▸ **Information provided**
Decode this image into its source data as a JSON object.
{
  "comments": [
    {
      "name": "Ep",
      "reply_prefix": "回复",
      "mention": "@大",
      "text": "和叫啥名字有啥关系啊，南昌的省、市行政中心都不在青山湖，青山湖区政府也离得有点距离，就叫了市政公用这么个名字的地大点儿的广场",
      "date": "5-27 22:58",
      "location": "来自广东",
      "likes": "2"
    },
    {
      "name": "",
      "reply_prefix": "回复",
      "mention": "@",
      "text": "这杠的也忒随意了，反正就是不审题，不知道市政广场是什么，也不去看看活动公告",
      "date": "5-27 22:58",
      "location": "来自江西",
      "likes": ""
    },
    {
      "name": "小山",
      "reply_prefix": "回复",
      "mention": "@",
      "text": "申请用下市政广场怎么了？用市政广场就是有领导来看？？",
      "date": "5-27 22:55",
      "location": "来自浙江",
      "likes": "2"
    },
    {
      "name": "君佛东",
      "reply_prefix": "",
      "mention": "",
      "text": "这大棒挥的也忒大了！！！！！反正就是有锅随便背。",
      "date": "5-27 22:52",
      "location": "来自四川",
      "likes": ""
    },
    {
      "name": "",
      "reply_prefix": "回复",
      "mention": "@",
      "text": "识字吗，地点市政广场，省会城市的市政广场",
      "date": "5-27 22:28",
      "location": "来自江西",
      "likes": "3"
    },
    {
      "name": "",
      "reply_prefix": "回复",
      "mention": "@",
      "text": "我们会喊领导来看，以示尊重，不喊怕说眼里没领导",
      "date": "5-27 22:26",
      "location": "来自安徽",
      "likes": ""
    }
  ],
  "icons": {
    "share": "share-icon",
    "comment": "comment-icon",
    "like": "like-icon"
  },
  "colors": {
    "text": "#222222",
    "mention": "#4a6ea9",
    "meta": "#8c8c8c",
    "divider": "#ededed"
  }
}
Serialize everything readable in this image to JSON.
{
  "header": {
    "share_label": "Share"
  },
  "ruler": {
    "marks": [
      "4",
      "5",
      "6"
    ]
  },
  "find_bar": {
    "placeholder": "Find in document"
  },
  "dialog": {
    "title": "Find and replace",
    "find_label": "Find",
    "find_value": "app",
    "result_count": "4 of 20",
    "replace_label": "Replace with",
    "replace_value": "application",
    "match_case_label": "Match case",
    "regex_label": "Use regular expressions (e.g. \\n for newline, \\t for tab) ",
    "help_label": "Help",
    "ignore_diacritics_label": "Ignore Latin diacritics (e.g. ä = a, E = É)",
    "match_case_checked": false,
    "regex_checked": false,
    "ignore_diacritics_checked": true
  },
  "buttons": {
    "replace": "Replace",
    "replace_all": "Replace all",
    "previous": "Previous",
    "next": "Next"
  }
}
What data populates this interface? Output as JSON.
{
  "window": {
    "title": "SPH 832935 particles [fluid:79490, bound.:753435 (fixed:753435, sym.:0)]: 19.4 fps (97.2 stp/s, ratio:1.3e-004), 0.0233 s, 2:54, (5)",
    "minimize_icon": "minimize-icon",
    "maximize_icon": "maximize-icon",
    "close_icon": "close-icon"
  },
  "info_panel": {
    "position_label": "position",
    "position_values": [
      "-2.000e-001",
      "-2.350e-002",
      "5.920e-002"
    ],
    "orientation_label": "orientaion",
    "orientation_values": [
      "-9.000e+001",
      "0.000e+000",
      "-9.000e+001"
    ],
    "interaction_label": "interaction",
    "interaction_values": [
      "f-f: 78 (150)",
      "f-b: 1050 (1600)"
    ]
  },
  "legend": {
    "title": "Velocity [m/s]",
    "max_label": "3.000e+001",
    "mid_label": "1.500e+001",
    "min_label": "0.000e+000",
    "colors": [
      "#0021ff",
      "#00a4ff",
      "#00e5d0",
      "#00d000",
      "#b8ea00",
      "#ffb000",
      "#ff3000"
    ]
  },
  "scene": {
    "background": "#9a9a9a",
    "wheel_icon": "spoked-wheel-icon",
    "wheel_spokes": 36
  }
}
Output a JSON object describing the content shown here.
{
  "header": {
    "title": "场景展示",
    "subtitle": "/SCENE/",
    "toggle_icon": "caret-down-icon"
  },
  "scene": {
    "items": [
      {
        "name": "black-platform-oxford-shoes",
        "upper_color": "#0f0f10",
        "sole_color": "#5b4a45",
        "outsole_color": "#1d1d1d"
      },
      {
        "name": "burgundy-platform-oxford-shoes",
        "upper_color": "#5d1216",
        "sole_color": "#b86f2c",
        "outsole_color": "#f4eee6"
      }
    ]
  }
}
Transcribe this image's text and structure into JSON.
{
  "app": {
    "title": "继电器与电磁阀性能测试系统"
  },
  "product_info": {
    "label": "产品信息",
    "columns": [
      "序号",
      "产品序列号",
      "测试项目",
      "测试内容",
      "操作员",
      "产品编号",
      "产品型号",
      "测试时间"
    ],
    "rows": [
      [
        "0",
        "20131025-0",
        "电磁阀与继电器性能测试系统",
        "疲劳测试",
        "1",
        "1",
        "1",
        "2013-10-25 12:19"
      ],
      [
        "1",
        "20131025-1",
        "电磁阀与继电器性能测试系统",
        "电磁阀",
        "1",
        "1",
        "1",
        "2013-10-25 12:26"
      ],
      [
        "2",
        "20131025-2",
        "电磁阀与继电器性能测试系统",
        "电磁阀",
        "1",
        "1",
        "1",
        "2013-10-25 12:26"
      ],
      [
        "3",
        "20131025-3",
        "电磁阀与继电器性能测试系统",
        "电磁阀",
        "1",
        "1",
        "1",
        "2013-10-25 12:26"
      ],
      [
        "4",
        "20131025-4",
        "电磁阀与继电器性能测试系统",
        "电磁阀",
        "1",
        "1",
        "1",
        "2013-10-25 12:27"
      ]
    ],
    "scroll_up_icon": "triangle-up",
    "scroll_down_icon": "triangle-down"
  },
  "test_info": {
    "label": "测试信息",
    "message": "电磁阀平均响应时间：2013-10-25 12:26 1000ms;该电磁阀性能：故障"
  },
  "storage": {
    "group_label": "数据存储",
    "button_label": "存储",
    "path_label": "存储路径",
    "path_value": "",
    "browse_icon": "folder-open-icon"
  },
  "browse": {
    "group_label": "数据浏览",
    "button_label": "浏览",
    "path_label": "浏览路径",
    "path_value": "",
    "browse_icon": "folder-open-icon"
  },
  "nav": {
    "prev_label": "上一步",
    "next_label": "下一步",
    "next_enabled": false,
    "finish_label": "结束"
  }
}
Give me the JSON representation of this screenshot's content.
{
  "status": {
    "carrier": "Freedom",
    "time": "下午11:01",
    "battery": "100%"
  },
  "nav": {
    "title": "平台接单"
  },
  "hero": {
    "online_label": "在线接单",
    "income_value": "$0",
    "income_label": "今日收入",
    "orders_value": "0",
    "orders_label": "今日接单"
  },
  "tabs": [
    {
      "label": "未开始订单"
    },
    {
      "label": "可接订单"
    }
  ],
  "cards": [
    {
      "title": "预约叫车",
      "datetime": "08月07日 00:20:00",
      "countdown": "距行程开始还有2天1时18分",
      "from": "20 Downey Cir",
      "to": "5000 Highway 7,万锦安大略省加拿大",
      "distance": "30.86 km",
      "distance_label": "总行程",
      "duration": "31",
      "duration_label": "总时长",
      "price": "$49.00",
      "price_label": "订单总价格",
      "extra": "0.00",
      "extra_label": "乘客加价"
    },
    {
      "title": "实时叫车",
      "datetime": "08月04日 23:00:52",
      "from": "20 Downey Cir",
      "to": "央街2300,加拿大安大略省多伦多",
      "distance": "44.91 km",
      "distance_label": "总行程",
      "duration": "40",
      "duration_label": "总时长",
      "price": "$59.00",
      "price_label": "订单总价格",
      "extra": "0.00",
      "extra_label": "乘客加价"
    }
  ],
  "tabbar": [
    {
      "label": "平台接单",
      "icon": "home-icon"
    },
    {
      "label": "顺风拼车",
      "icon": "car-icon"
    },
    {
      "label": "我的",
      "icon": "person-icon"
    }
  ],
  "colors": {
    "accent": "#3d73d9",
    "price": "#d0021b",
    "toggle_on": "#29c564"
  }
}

▸ **Task statement**
Look over the records above and copy each line that includes the string "content".

▸ **Final result**
Output a JSON object describing the content shown here.
Give me the JSON representation of this screenshot's content.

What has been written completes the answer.